> Task details:
Select the lines of the records containing the word "color" and list them.

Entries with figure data
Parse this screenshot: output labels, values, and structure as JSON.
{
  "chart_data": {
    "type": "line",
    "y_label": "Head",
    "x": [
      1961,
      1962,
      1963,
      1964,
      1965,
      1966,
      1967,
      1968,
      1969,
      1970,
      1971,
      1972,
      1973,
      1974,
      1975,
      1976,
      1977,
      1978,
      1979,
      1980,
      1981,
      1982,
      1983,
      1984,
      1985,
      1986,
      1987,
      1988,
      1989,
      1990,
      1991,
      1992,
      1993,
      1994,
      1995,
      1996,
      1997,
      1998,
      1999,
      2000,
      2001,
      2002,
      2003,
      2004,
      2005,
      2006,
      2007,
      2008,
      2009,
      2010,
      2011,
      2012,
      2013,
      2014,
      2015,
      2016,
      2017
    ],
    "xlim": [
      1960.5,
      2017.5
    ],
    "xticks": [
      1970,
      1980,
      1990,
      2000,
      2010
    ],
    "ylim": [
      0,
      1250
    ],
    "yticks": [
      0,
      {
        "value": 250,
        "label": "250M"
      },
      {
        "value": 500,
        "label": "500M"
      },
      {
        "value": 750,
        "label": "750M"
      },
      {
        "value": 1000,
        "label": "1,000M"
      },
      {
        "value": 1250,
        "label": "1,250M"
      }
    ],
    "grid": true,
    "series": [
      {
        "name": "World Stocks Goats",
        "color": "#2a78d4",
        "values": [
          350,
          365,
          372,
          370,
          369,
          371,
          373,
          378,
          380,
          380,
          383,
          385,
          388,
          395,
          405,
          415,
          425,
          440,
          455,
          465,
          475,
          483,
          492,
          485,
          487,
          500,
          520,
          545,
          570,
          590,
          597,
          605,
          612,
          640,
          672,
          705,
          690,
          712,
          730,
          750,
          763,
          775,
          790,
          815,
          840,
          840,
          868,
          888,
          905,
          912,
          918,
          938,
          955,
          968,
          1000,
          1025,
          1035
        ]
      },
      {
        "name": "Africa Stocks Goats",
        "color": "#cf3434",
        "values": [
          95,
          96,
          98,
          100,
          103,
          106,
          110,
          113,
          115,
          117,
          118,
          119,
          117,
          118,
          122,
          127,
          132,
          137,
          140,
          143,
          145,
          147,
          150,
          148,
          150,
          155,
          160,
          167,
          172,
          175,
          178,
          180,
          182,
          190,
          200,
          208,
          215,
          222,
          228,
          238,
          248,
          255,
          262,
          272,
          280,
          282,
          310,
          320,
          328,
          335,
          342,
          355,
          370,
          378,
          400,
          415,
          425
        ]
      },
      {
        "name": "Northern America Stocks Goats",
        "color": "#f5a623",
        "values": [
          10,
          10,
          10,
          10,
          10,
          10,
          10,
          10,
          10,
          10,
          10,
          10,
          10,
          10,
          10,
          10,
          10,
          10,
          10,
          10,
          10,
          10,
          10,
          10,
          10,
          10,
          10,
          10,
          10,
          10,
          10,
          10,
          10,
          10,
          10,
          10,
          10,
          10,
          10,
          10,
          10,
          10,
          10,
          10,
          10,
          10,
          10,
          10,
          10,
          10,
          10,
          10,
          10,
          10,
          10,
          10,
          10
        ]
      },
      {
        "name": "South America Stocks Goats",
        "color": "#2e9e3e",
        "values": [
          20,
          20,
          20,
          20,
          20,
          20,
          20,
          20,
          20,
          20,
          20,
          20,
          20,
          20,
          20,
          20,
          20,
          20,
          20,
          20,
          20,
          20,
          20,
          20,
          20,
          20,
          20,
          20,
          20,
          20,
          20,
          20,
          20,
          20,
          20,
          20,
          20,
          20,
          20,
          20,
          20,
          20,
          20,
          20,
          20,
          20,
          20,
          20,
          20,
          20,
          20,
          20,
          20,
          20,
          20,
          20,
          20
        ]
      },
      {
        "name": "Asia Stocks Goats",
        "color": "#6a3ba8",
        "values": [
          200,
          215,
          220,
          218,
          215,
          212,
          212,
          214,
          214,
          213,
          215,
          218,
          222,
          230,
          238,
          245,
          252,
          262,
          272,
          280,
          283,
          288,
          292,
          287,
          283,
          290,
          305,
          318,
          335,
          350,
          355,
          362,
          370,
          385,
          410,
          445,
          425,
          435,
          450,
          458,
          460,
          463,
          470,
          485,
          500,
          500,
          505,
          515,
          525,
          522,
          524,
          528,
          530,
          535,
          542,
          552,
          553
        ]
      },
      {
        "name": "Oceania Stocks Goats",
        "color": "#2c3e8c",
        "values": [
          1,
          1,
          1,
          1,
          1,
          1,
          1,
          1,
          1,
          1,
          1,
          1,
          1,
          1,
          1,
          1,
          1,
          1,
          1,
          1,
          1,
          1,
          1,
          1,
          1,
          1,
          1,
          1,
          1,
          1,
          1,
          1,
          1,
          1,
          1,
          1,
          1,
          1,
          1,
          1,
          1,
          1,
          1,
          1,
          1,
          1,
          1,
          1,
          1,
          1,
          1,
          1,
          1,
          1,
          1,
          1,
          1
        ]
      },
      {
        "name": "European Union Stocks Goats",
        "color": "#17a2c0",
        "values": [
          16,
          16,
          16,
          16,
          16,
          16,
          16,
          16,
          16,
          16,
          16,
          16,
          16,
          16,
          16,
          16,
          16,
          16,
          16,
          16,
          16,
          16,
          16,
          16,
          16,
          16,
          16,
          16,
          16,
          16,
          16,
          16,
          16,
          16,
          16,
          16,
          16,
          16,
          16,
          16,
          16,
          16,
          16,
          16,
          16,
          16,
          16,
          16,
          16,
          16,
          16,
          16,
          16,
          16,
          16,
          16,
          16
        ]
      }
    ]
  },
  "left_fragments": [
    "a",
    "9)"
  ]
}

> Final result:
        "color": "#2a78d4",
        "color": "#cf3434",
        "color": "#f5a623",
        "color": "#2e9e3e",
        "color": "#6a3ba8",
        "color": "#2c3e8c",
        "color": "#17a2c0",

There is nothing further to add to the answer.